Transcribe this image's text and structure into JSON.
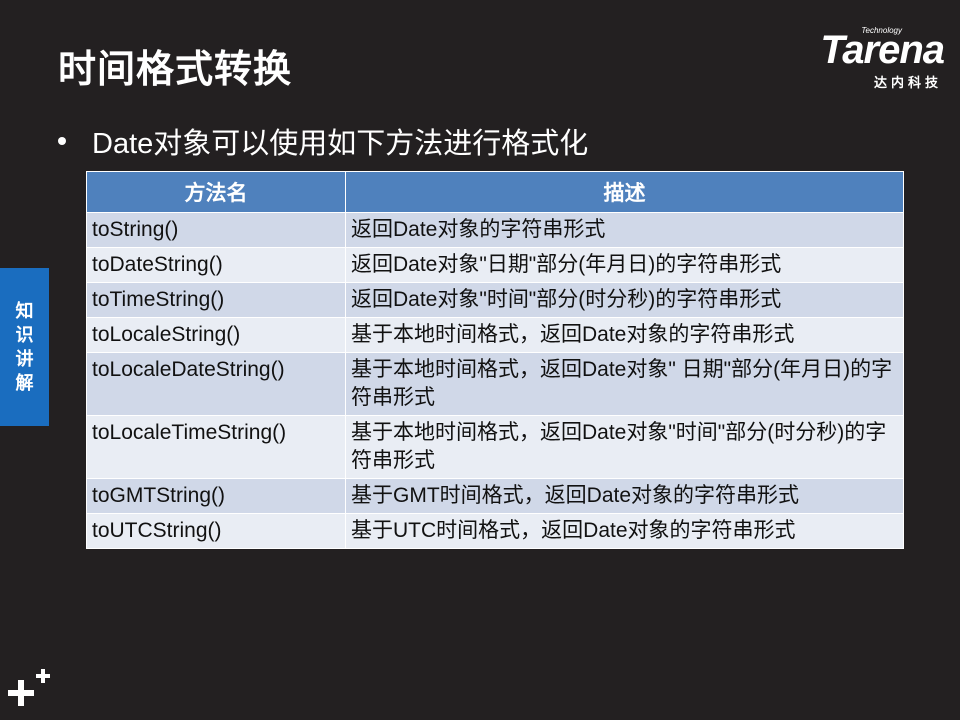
{
  "slide": {
    "title": "时间格式转换",
    "bullet": "Date对象可以使用如下方法进行格式化",
    "side_tab": [
      "知",
      "识",
      "讲",
      "解"
    ]
  },
  "logo": {
    "tagline": "Technology",
    "word": "Tarena",
    "chinese": "达内科技"
  },
  "table": {
    "headers": [
      "方法名",
      "描述"
    ],
    "rows": [
      {
        "method": "toString()",
        "desc": "返回Date对象的字符串形式"
      },
      {
        "method": "toDateString()",
        "desc": "返回Date对象\"日期\"部分(年月日)的字符串形式"
      },
      {
        "method": "toTimeString()",
        "desc": "返回Date对象\"时间\"部分(时分秒)的字符串形式"
      },
      {
        "method": "toLocaleString()",
        "desc": "基于本地时间格式，返回Date对象的字符串形式"
      },
      {
        "method": "toLocaleDateString()",
        "desc": "基于本地时间格式，返回Date对象\" 日期\"部分(年月日)的字符串形式"
      },
      {
        "method": "toLocaleTimeString()",
        "desc": "基于本地时间格式，返回Date对象\"时间\"部分(时分秒)的字符串形式"
      },
      {
        "method": "toGMTString()",
        "desc": "基于GMT时间格式，返回Date对象的字符串形式"
      },
      {
        "method": "toUTCString()",
        "desc": "基于UTC时间格式，返回Date对象的字符串形式"
      }
    ]
  },
  "colors": {
    "background": "#232021",
    "header": "#4f81bd",
    "row_odd": "#d0d8e8",
    "row_even": "#e9edf4",
    "side_tab": "#1a6dbf"
  },
  "icons": [
    "plus-icon",
    "bullet-icon"
  ]
}
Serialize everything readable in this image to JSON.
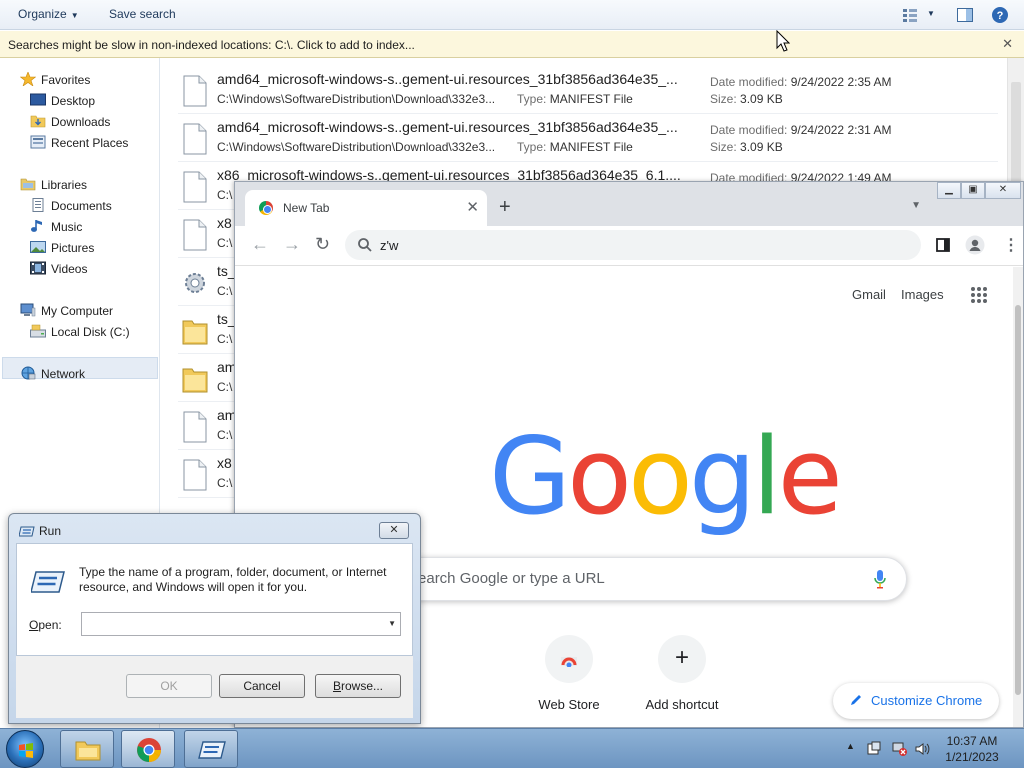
{
  "explorer": {
    "toolbar": {
      "organize": "Organize",
      "save_search": "Save search"
    },
    "infobar": "Searches might be slow in non-indexed locations: C:\\. Click to add to index...",
    "nav": {
      "favorites": "Favorites",
      "desktop": "Desktop",
      "downloads": "Downloads",
      "recent_places": "Recent Places",
      "libraries": "Libraries",
      "documents": "Documents",
      "music": "Music",
      "pictures": "Pictures",
      "videos": "Videos",
      "my_computer": "My Computer",
      "local_disk": "Local Disk (C:)",
      "network": "Network"
    },
    "labels": {
      "date_modified": "Date modified:",
      "type": "Type:",
      "size": "Size:"
    },
    "files": [
      {
        "name": "amd64_microsoft-windows-s..gement-ui.resources_31bf3856ad364e35_...",
        "path": "C:\\Windows\\SoftwareDistribution\\Download\\332e3...",
        "type": "MANIFEST File",
        "date": "9/24/2022 2:35 AM",
        "size": "3.09 KB"
      },
      {
        "name": "amd64_microsoft-windows-s..gement-ui.resources_31bf3856ad364e35_...",
        "path": "C:\\Windows\\SoftwareDistribution\\Download\\332e3...",
        "type": "MANIFEST File",
        "date": "9/24/2022 2:31 AM",
        "size": "3.09 KB"
      },
      {
        "name": "x86_microsoft-windows-s..gement-ui.resources_31bf3856ad364e35_6.1....",
        "path": "C:\\",
        "type": "",
        "date": "9/24/2022 1:49 AM",
        "size": ""
      },
      {
        "name": "x8",
        "path": "C:\\",
        "type": "",
        "date": "",
        "size": ""
      },
      {
        "name": "ts_",
        "path": "C:\\",
        "type": "",
        "date": "",
        "size": ""
      },
      {
        "name": "ts_",
        "path": "C:\\",
        "type": "",
        "date": "",
        "size": ""
      },
      {
        "name": "am",
        "path": "C:\\",
        "type": "",
        "date": "",
        "size": ""
      },
      {
        "name": "am",
        "path": "C:\\",
        "type": "",
        "date": "",
        "size": ""
      },
      {
        "name": "x8",
        "path": "C:\\",
        "type": "",
        "date": "",
        "size": ""
      }
    ]
  },
  "chrome": {
    "tab_title": "New Tab",
    "omnibox_value": "z'w",
    "gmail": "Gmail",
    "images": "Images",
    "search_placeholder": "Search Google or type a URL",
    "shortcuts": [
      "Web Store",
      "Add shortcut"
    ],
    "customize": "Customize Chrome",
    "logo_letters": [
      "G",
      "o",
      "o",
      "g",
      "l",
      "e"
    ],
    "logo_colors": [
      "#4285f4",
      "#ea4335",
      "#fbbc05",
      "#4285f4",
      "#34a853",
      "#ea4335"
    ]
  },
  "run": {
    "title": "Run",
    "description": "Type the name of a program, folder, document, or Internet resource, and Windows will open it for you.",
    "open_label_underlined": "O",
    "open_label_rest": "pen:",
    "open_value": "",
    "ok": "OK",
    "cancel": "Cancel",
    "browse_underlined": "B",
    "browse_rest": "rowse..."
  },
  "taskbar": {
    "time": "10:37 AM",
    "date": "1/21/2023"
  }
}
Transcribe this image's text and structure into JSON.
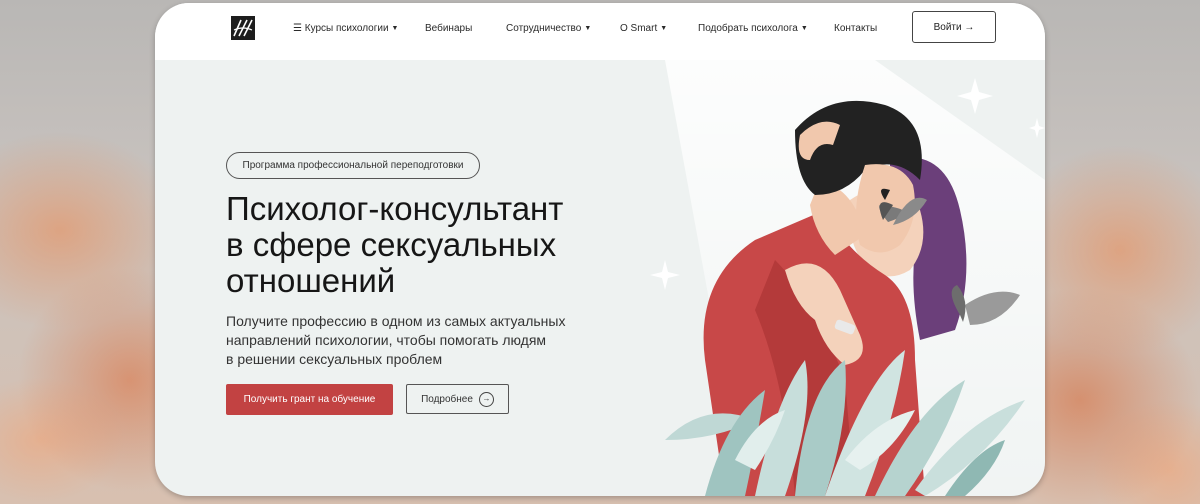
{
  "nav": {
    "logo": "logo-icon",
    "courses": "☰ Курсы психологии",
    "webinars": "Вебинары",
    "cooperation": "Сотрудничество",
    "about": "О Smart",
    "find_psychologist": "Подобрать психолога",
    "contacts": "Контакты",
    "login": "Войти →"
  },
  "hero": {
    "tag": "Программа профессиональной переподготовки",
    "title_lines": [
      "Психолог-консультант",
      "в сфере сексуальных",
      "отношений"
    ],
    "subtitle_lines": [
      "Получите профессию в одном из самых актуальных",
      "направлений психологии, чтобы помогать людям",
      "в решении сексуальных проблем"
    ],
    "primary_button": "Получить грант на обучение",
    "secondary_button": "Подробнее"
  },
  "colors": {
    "accent": "#c24242",
    "hero_background": "#eef2f1"
  }
}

──────────

=== Exercise directions ===
Each record above is to be restated exactly, with its pictures removed from the copy.

=== Solution for this task ===
Transcribe this image's text and structure into JSON.
{
  "slide": {
    "title": "时间格式转换",
    "bullet": "Date对象可以使用如下方法进行格式化",
    "side_tab": [
      "知",
      "识",
      "讲",
      "解"
    ]
  },
  "logo": {
    "tagline": "Technology",
    "word": "Tarena",
    "chinese": "达内科技"
  },
  "table": {
    "headers": [
      "方法名",
      "描述"
    ],
    "rows": [
      {
        "method": "toString()",
        "desc": "返回Date对象的字符串形式"
      },
      {
        "method": "toDateString()",
        "desc": "返回Date对象\"日期\"部分(年月日)的字符串形式"
      },
      {
        "method": "toTimeString()",
        "desc": "返回Date对象\"时间\"部分(时分秒)的字符串形式"
      },
      {
        "method": "toLocaleString()",
        "desc": "基于本地时间格式，返回Date对象的字符串形式"
      },
      {
        "method": "toLocaleDateString()",
        "desc": "基于本地时间格式，返回Date对象\" 日期\"部分(年月日)的字符串形式"
      },
      {
        "method": "toLocaleTimeString()",
        "desc": "基于本地时间格式，返回Date对象\"时间\"部分(时分秒)的字符串形式"
      },
      {
        "method": "toGMTString()",
        "desc": "基于GMT时间格式，返回Date对象的字符串形式"
      },
      {
        "method": "toUTCString()",
        "desc": "基于UTC时间格式，返回Date对象的字符串形式"
      }
    ]
  },
  "colors": {
    "background": "#232021",
    "header": "#4f81bd",
    "row_odd": "#d0d8e8",
    "row_even": "#e9edf4",
    "side_tab": "#1a6dbf"
  },
  "icons": [
    "plus-icon",
    "bullet-icon"
  ]
}
Serialize everything readable in this image to JSON.
{
  "explorer": {
    "toolbar": {
      "organize": "Organize",
      "save_search": "Save search"
    },
    "infobar": "Searches might be slow in non-indexed locations: C:\\. Click to add to index...",
    "nav": {
      "favorites": "Favorites",
      "desktop": "Desktop",
      "downloads": "Downloads",
      "recent_places": "Recent Places",
      "libraries": "Libraries",
      "documents": "Documents",
      "music": "Music",
      "pictures": "Pictures",
      "videos": "Videos",
      "my_computer": "My Computer",
      "local_disk": "Local Disk (C:)",
      "network": "Network"
    },
    "labels": {
      "date_modified": "Date modified:",
      "type": "Type:",
      "size": "Size:"
    },
    "files": [
      {
        "name": "amd64_microsoft-windows-s..gement-ui.resources_31bf3856ad364e35_...",
        "path": "C:\\Windows\\SoftwareDistribution\\Download\\332e3...",
        "type": "MANIFEST File",
        "date": "9/24/2022 2:35 AM",
        "size": "3.09 KB"
      },
      {
        "name": "amd64_microsoft-windows-s..gement-ui.resources_31bf3856ad364e35_...",
        "path": "C:\\Windows\\SoftwareDistribution\\Download\\332e3...",
        "type": "MANIFEST File",
        "date": "9/24/2022 2:31 AM",
        "size": "3.09 KB"
      },
      {
        "name": "x86_microsoft-windows-s..gement-ui.resources_31bf3856ad364e35_6.1....",
        "path": "C:\\",
        "type": "",
        "date": "9/24/2022 1:49 AM",
        "size": ""
      },
      {
        "name": "x8",
        "path": "C:\\",
        "type": "",
        "date": "",
        "size": ""
      },
      {
        "name": "ts_",
        "path": "C:\\",
        "type": "",
        "date": "",
        "size": ""
      },
      {
        "name": "ts_",
        "path": "C:\\",
        "type": "",
        "date": "",
        "size": ""
      },
      {
        "name": "am",
        "path": "C:\\",
        "type": "",
        "date": "",
        "size": ""
      },
      {
        "name": "am",
        "path": "C:\\",
        "type": "",
        "date": "",
        "size": ""
      },
      {
        "name": "x8",
        "path": "C:\\",
        "type": "",
        "date": "",
        "size": ""
      }
    ]
  },
  "chrome": {
    "tab_title": "New Tab",
    "omnibox_value": "z'w",
    "gmail": "Gmail",
    "images": "Images",
    "search_placeholder": "Search Google or type a URL",
    "shortcuts": [
      "Web Store",
      "Add shortcut"
    ],
    "customize": "Customize Chrome",
    "logo_letters": [
      "G",
      "o",
      "o",
      "g",
      "l",
      "e"
    ],
    "logo_colors": [
      "#4285f4",
      "#ea4335",
      "#fbbc05",
      "#4285f4",
      "#34a853",
      "#ea4335"
    ]
  },
  "run": {
    "title": "Run",
    "description": "Type the name of a program, folder, document, or Internet resource, and Windows will open it for you.",
    "open_label_underlined": "O",
    "open_label_rest": "pen:",
    "open_value": "",
    "ok": "OK",
    "cancel": "Cancel",
    "browse_underlined": "B",
    "browse_rest": "rowse..."
  },
  "taskbar": {
    "time": "10:37 AM",
    "date": "1/21/2023"
  }
}
Transcribe this image's text and structure into JSON.
{
  "nav": {
    "logo": "logo-icon",
    "courses": "☰ Курсы психологии",
    "webinars": "Вебинары",
    "cooperation": "Сотрудничество",
    "about": "О Smart",
    "find_psychologist": "Подобрать психолога",
    "contacts": "Контакты",
    "login": "Войти →"
  },
  "hero": {
    "tag": "Программа профессиональной переподготовки",
    "title_lines": [
      "Психолог-консультант",
      "в сфере сексуальных",
      "отношений"
    ],
    "subtitle_lines": [
      "Получите профессию в одном из самых актуальных",
      "направлений психологии, чтобы помогать людям",
      "в решении сексуальных проблем"
    ],
    "primary_button": "Получить грант на обучение",
    "secondary_button": "Подробнее"
  },
  "colors": {
    "accent": "#c24242",
    "hero_background": "#eef2f1"
  }
}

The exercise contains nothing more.